EXERCISE:
The word "peptides" may appear in some lines of the data; copy every such line.
————
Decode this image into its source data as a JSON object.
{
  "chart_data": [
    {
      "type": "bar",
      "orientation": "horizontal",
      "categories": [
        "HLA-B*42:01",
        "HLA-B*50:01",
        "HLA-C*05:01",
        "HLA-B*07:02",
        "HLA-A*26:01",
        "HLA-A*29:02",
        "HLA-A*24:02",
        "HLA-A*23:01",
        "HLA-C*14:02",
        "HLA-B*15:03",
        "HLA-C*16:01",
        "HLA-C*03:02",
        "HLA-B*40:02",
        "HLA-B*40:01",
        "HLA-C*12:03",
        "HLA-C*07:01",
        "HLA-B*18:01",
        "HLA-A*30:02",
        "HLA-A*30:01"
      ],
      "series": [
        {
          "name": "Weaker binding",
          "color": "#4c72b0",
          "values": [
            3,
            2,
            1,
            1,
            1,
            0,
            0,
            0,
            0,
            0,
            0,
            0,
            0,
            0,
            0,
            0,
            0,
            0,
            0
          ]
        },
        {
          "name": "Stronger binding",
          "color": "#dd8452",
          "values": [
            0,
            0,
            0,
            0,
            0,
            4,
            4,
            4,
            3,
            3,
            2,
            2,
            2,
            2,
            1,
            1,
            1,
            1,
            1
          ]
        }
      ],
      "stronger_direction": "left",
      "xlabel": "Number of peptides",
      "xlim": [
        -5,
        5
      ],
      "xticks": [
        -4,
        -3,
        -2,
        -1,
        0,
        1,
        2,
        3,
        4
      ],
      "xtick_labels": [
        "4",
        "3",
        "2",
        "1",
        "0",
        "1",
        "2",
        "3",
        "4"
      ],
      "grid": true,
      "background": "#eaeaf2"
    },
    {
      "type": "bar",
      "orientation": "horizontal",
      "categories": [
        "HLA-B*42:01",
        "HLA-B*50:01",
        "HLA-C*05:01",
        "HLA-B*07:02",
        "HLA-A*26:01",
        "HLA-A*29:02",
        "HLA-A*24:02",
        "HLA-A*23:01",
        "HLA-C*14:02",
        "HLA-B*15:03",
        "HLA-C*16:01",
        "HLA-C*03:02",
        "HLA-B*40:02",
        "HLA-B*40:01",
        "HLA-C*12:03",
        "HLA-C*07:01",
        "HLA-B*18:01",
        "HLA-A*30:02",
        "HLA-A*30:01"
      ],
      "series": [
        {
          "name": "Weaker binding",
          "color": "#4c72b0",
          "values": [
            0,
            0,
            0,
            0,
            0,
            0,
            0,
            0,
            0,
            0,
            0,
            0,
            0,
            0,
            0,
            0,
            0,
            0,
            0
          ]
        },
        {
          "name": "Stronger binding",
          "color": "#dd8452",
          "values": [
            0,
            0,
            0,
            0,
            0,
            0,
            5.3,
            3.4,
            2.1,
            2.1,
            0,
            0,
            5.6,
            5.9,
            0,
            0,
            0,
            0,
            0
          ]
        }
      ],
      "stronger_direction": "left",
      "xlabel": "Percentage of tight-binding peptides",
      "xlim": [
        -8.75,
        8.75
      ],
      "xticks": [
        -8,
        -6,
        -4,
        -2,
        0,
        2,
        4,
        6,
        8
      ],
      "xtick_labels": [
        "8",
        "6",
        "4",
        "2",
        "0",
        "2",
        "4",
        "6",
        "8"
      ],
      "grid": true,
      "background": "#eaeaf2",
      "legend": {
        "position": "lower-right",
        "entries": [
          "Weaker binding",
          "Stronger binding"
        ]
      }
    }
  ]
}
————
YOUR RESPONSE:
      "xlabel": "Number of peptides",
      "xlabel": "Percentage of tight-binding peptides",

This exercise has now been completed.